** Work instructions **
Copy out all of the data below with no alterations.

>>>>>

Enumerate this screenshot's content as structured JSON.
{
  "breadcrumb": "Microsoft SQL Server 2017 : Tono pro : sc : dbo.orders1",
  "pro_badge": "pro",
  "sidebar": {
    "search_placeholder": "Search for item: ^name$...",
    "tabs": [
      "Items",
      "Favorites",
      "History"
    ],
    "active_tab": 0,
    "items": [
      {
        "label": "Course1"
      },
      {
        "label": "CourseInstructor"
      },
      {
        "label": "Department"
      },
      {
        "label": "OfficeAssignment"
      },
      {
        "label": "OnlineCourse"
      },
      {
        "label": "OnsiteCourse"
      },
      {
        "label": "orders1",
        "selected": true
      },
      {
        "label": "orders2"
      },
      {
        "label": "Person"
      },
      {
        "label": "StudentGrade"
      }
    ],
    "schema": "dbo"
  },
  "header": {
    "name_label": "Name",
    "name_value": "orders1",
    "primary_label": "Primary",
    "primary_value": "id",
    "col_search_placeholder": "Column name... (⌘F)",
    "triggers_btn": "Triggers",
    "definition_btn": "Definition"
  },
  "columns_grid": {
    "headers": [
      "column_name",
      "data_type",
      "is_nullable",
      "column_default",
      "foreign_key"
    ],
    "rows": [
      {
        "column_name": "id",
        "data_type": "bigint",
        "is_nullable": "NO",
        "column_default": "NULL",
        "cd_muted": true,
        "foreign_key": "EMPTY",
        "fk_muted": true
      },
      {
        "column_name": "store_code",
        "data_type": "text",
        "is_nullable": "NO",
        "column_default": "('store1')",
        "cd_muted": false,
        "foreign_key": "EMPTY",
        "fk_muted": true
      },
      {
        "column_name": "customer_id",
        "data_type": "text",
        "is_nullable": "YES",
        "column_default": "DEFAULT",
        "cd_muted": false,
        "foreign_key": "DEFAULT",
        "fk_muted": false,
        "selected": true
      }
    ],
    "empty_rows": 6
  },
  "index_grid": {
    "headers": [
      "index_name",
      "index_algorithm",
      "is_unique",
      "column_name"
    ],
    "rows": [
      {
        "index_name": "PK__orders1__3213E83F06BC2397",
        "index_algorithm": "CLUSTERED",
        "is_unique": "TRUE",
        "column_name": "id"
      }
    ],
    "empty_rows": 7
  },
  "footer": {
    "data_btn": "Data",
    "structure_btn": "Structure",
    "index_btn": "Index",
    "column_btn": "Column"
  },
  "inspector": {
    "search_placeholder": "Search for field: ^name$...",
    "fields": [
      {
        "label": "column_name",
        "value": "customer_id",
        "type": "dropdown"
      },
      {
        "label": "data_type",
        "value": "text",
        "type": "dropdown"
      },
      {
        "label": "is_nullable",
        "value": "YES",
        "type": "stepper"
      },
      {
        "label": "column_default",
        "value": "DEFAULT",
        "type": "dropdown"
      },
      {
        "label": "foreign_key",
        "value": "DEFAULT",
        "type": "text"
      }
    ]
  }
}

<<<<<

** Task result **
Enumerate this screenshot's content as structured JSON.
{
  "breadcrumb": "Microsoft SQL Server 2017 : Tono pro : sc : dbo.orders1",
  "pro_badge": "pro",
  "sidebar": {
    "search_placeholder": "Search for item: ^name$...",
    "tabs": [
      "Items",
      "Favorites",
      "History"
    ],
    "active_tab": 0,
    "items": [
      {
        "label": "Course1"
      },
      {
        "label": "CourseInstructor"
      },
      {
        "label": "Department"
      },
      {
        "label": "OfficeAssignment"
      },
      {
        "label": "OnlineCourse"
      },
      {
        "label": "OnsiteCourse"
      },
      {
        "label": "orders1",
        "selected": true
      },
      {
        "label": "orders2"
      },
      {
        "label": "Person"
      },
      {
        "label": "StudentGrade"
      }
    ],
    "schema": "dbo"
  },
  "header": {
    "name_label": "Name",
    "name_value": "orders1",
    "primary_label": "Primary",
    "primary_value": "id",
    "col_search_placeholder": "Column name... (⌘F)",
    "triggers_btn": "Triggers",
    "definition_btn": "Definition"
  },
  "columns_grid": {
    "headers": [
      "column_name",
      "data_type",
      "is_nullable",
      "column_default",
      "foreign_key"
    ],
    "rows": [
      {
        "column_name": "id",
        "data_type": "bigint",
        "is_nullable": "NO",
        "column_default": "NULL",
        "cd_muted": true,
        "foreign_key": "EMPTY",
        "fk_muted": true
      },
      {
        "column_name": "store_code",
        "data_type": "text",
        "is_nullable": "NO",
        "column_default": "('store1')",
        "cd_muted": false,
        "foreign_key": "EMPTY",
        "fk_muted": true
      },
      {
        "column_name": "customer_id",
        "data_type": "text",
        "is_nullable": "YES",
        "column_default": "DEFAULT",
        "cd_muted": false,
        "foreign_key": "DEFAULT",
        "fk_muted": false,
        "selected": true
      }
    ],
    "empty_rows": 6
  },
  "index_grid": {
    "headers": [
      "index_name",
      "index_algorithm",
      "is_unique",
      "column_name"
    ],
    "rows": [
      {
        "index_name": "PK__orders1__3213E83F06BC2397",
        "index_algorithm": "CLUSTERED",
        "is_unique": "TRUE",
        "column_name": "id"
      }
    ],
    "empty_rows": 7
  },
  "footer": {
    "data_btn": "Data",
    "structure_btn": "Structure",
    "index_btn": "Index",
    "column_btn": "Column"
  },
  "inspector": {
    "search_placeholder": "Search for field: ^name$...",
    "fields": [
      {
        "label": "column_name",
        "value": "customer_id",
        "type": "dropdown"
      },
      {
        "label": "data_type",
        "value": "text",
        "type": "dropdown"
      },
      {
        "label": "is_nullable",
        "value": "YES",
        "type": "stepper"
      },
      {
        "label": "column_default",
        "value": "DEFAULT",
        "type": "dropdown"
      },
      {
        "label": "foreign_key",
        "value": "DEFAULT",
        "type": "text"
      }
    ]
  }
}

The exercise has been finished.